* Task to carry out *
Using the records that follow, copy every line containing the word "size".

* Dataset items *
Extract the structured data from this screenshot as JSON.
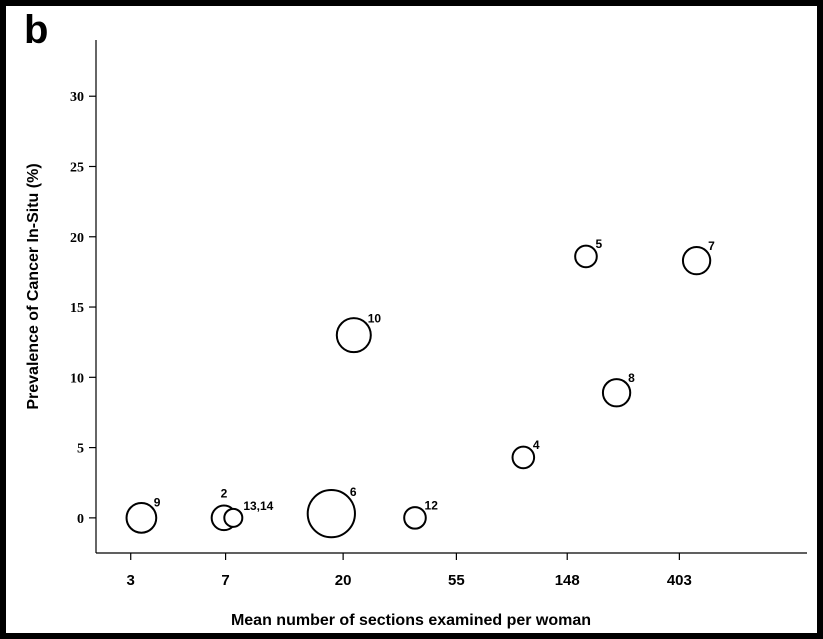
{
  "panel_label": "b",
  "chart_data": {
    "type": "scatter",
    "xlabel": "Mean number of sections examined per woman",
    "ylabel": "Prevalence of Cancer In-Situ (%)",
    "x_scale": "log",
    "xticks": [
      3,
      7,
      20,
      55,
      148,
      403
    ],
    "yticks": [
      0,
      5,
      10,
      15,
      20,
      25,
      30
    ],
    "ylim": [
      -2.5,
      34
    ],
    "xlim": [
      2.2,
      1260
    ],
    "grid": false,
    "points": [
      {
        "label": "9",
        "x": 3.3,
        "y": 0,
        "size": 3
      },
      {
        "label": "2",
        "x": 6.9,
        "y": 0,
        "size": 2
      },
      {
        "label": "13,14",
        "x": 7.5,
        "y": 0,
        "size": 1
      },
      {
        "label": "6",
        "x": 18,
        "y": 0.3,
        "size": 8
      },
      {
        "label": "12",
        "x": 38,
        "y": 0,
        "size": 1.5
      },
      {
        "label": "10",
        "x": 22,
        "y": 13,
        "size": 4
      },
      {
        "label": "4",
        "x": 100,
        "y": 4.3,
        "size": 1.5
      },
      {
        "label": "5",
        "x": 175,
        "y": 18.6,
        "size": 1.5
      },
      {
        "label": "8",
        "x": 230,
        "y": 8.9,
        "size": 2.5
      },
      {
        "label": "7",
        "x": 470,
        "y": 18.3,
        "size": 2.5
      }
    ]
  }
}
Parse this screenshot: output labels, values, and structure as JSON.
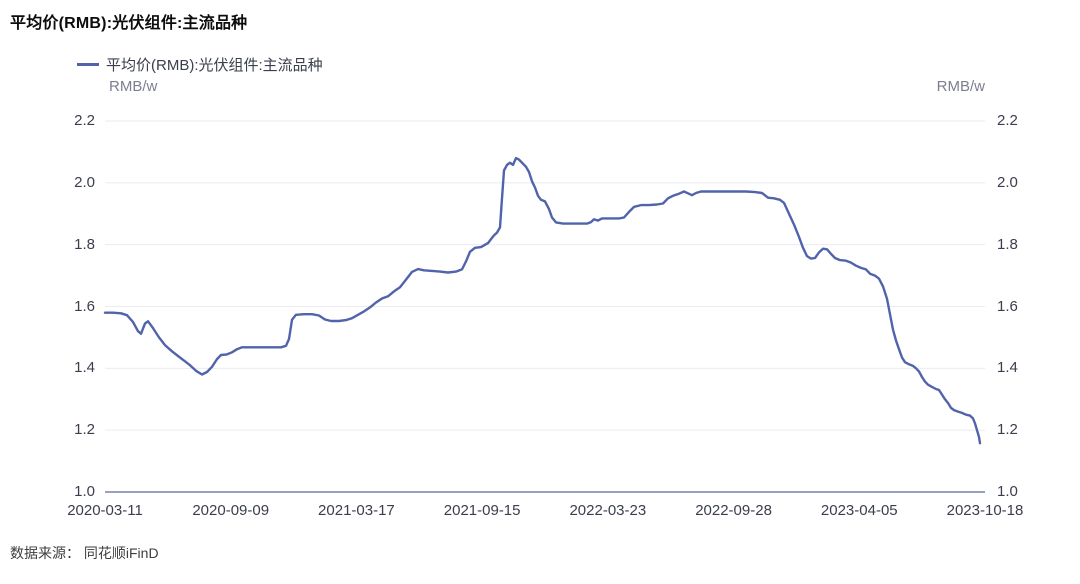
{
  "title": "平均价(RMB):光伏组件:主流品种",
  "legend": {
    "label": "平均价(RMB):光伏组件:主流品种"
  },
  "units": {
    "left": "RMB/w",
    "right": "RMB/w"
  },
  "footer": {
    "text": "数据来源： 同花顺iFinD"
  },
  "colors": {
    "line": "#5163aa",
    "grid": "#eaebf3",
    "axis": "#99a0c6",
    "tick_text": "#3a3e4d",
    "unit_text": "#7b7f90",
    "title_text": "#0d0d0d",
    "footer_text": "#3d3d3d"
  },
  "chart_data": {
    "type": "line",
    "title": "平均价(RMB):光伏组件:主流品种",
    "ylabel_left": "RMB/w",
    "ylabel_right": "RMB/w",
    "ylim": [
      1.0,
      2.2
    ],
    "grid": true,
    "legend_position": "top-left",
    "y_ticks": [
      "2.2",
      "2.0",
      "1.8",
      "1.6",
      "1.4",
      "1.2",
      "1.0"
    ],
    "x_tick_labels": [
      "2020-03-11",
      "2020-09-09",
      "2021-03-17",
      "2021-09-15",
      "2022-03-23",
      "2022-09-28",
      "2023-04-05",
      "2023-10-18"
    ],
    "x_range": [
      "2020-03-11",
      "2023-10-18"
    ],
    "series": [
      {
        "name": "平均价(RMB):光伏组件:主流品种",
        "points": [
          [
            0.0,
            1.58
          ],
          [
            0.0091,
            1.58
          ],
          [
            0.0183,
            1.578
          ],
          [
            0.0251,
            1.572
          ],
          [
            0.032,
            1.55
          ],
          [
            0.0377,
            1.52
          ],
          [
            0.0411,
            1.512
          ],
          [
            0.0457,
            1.545
          ],
          [
            0.0491,
            1.552
          ],
          [
            0.0549,
            1.53
          ],
          [
            0.0617,
            1.5
          ],
          [
            0.0686,
            1.475
          ],
          [
            0.0766,
            1.455
          ],
          [
            0.0834,
            1.44
          ],
          [
            0.0903,
            1.425
          ],
          [
            0.0971,
            1.41
          ],
          [
            0.104,
            1.392
          ],
          [
            0.1109,
            1.38
          ],
          [
            0.1166,
            1.388
          ],
          [
            0.1223,
            1.405
          ],
          [
            0.128,
            1.43
          ],
          [
            0.1326,
            1.443
          ],
          [
            0.1394,
            1.445
          ],
          [
            0.1451,
            1.452
          ],
          [
            0.1509,
            1.462
          ],
          [
            0.1566,
            1.468
          ],
          [
            0.168,
            1.468
          ],
          [
            0.1794,
            1.468
          ],
          [
            0.1909,
            1.468
          ],
          [
            0.2011,
            1.468
          ],
          [
            0.2069,
            1.473
          ],
          [
            0.2103,
            1.495
          ],
          [
            0.2137,
            1.557
          ],
          [
            0.2183,
            1.573
          ],
          [
            0.2274,
            1.575
          ],
          [
            0.2366,
            1.575
          ],
          [
            0.2446,
            1.571
          ],
          [
            0.2514,
            1.558
          ],
          [
            0.2583,
            1.553
          ],
          [
            0.2674,
            1.553
          ],
          [
            0.2754,
            1.556
          ],
          [
            0.2823,
            1.562
          ],
          [
            0.2891,
            1.573
          ],
          [
            0.296,
            1.584
          ],
          [
            0.3029,
            1.597
          ],
          [
            0.3097,
            1.613
          ],
          [
            0.3166,
            1.626
          ],
          [
            0.3234,
            1.633
          ],
          [
            0.3303,
            1.649
          ],
          [
            0.3371,
            1.662
          ],
          [
            0.344,
            1.687
          ],
          [
            0.3509,
            1.712
          ],
          [
            0.3577,
            1.721
          ],
          [
            0.3646,
            1.717
          ],
          [
            0.3737,
            1.715
          ],
          [
            0.3829,
            1.713
          ],
          [
            0.392,
            1.71
          ],
          [
            0.4011,
            1.713
          ],
          [
            0.408,
            1.72
          ],
          [
            0.4126,
            1.746
          ],
          [
            0.4171,
            1.777
          ],
          [
            0.4229,
            1.79
          ],
          [
            0.4297,
            1.792
          ],
          [
            0.4377,
            1.805
          ],
          [
            0.4411,
            1.818
          ],
          [
            0.4446,
            1.83
          ],
          [
            0.448,
            1.839
          ],
          [
            0.4514,
            1.856
          ],
          [
            0.4537,
            1.95
          ],
          [
            0.456,
            2.04
          ],
          [
            0.4594,
            2.058
          ],
          [
            0.4629,
            2.065
          ],
          [
            0.4663,
            2.058
          ],
          [
            0.4697,
            2.08
          ],
          [
            0.4731,
            2.075
          ],
          [
            0.4777,
            2.062
          ],
          [
            0.4811,
            2.052
          ],
          [
            0.4846,
            2.035
          ],
          [
            0.488,
            2.005
          ],
          [
            0.4914,
            1.985
          ],
          [
            0.4949,
            1.958
          ],
          [
            0.4983,
            1.945
          ],
          [
            0.5029,
            1.94
          ],
          [
            0.5074,
            1.915
          ],
          [
            0.5109,
            1.888
          ],
          [
            0.5154,
            1.872
          ],
          [
            0.5234,
            1.868
          ],
          [
            0.5326,
            1.868
          ],
          [
            0.5417,
            1.868
          ],
          [
            0.5509,
            1.868
          ],
          [
            0.5554,
            1.873
          ],
          [
            0.5589,
            1.882
          ],
          [
            0.5634,
            1.878
          ],
          [
            0.568,
            1.885
          ],
          [
            0.5783,
            1.885
          ],
          [
            0.5874,
            1.885
          ],
          [
            0.5931,
            1.888
          ],
          [
            0.5989,
            1.906
          ],
          [
            0.6046,
            1.922
          ],
          [
            0.6126,
            1.928
          ],
          [
            0.6217,
            1.928
          ],
          [
            0.6309,
            1.93
          ],
          [
            0.6377,
            1.933
          ],
          [
            0.6434,
            1.95
          ],
          [
            0.6491,
            1.958
          ],
          [
            0.656,
            1.965
          ],
          [
            0.6617,
            1.972
          ],
          [
            0.6663,
            1.966
          ],
          [
            0.6709,
            1.96
          ],
          [
            0.6754,
            1.967
          ],
          [
            0.6811,
            1.972
          ],
          [
            0.6914,
            1.972
          ],
          [
            0.7017,
            1.972
          ],
          [
            0.712,
            1.972
          ],
          [
            0.7223,
            1.972
          ],
          [
            0.7326,
            1.972
          ],
          [
            0.7429,
            1.97
          ],
          [
            0.7509,
            1.967
          ],
          [
            0.7577,
            1.952
          ],
          [
            0.7646,
            1.95
          ],
          [
            0.7714,
            1.945
          ],
          [
            0.776,
            1.935
          ],
          [
            0.7817,
            1.9
          ],
          [
            0.7874,
            1.865
          ],
          [
            0.7931,
            1.825
          ],
          [
            0.7977,
            1.79
          ],
          [
            0.8023,
            1.763
          ],
          [
            0.8069,
            1.755
          ],
          [
            0.8114,
            1.757
          ],
          [
            0.816,
            1.775
          ],
          [
            0.8206,
            1.787
          ],
          [
            0.8251,
            1.785
          ],
          [
            0.8297,
            1.77
          ],
          [
            0.8343,
            1.757
          ],
          [
            0.84,
            1.75
          ],
          [
            0.8469,
            1.748
          ],
          [
            0.8526,
            1.742
          ],
          [
            0.8583,
            1.732
          ],
          [
            0.864,
            1.725
          ],
          [
            0.8697,
            1.72
          ],
          [
            0.8743,
            1.706
          ],
          [
            0.88,
            1.7
          ],
          [
            0.8846,
            1.69
          ],
          [
            0.8891,
            1.665
          ],
          [
            0.8937,
            1.625
          ],
          [
            0.8971,
            1.575
          ],
          [
            0.9006,
            1.525
          ],
          [
            0.904,
            1.49
          ],
          [
            0.9074,
            1.462
          ],
          [
            0.9109,
            1.435
          ],
          [
            0.9143,
            1.42
          ],
          [
            0.9189,
            1.413
          ],
          [
            0.9234,
            1.408
          ],
          [
            0.9269,
            1.4
          ],
          [
            0.9303,
            1.39
          ],
          [
            0.9337,
            1.372
          ],
          [
            0.9371,
            1.357
          ],
          [
            0.9406,
            1.347
          ],
          [
            0.9451,
            1.34
          ],
          [
            0.9497,
            1.333
          ],
          [
            0.9531,
            1.33
          ],
          [
            0.9566,
            1.315
          ],
          [
            0.96,
            1.3
          ],
          [
            0.9634,
            1.288
          ],
          [
            0.9669,
            1.272
          ],
          [
            0.9703,
            1.265
          ],
          [
            0.9749,
            1.26
          ],
          [
            0.9794,
            1.256
          ],
          [
            0.984,
            1.25
          ],
          [
            0.9886,
            1.247
          ],
          [
            0.992,
            1.238
          ],
          [
            0.9943,
            1.222
          ],
          [
            0.9966,
            1.2
          ],
          [
            0.9989,
            1.178
          ],
          [
            1.0,
            1.158
          ]
        ]
      }
    ]
  }
}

* Answer for the task *
        "size": 3
        "size": 2
        "size": 1
        "size": 8
        "size": 1.5
        "size": 4
        "size": 1.5
        "size": 1.5
        "size": 2.5
        "size": 2.5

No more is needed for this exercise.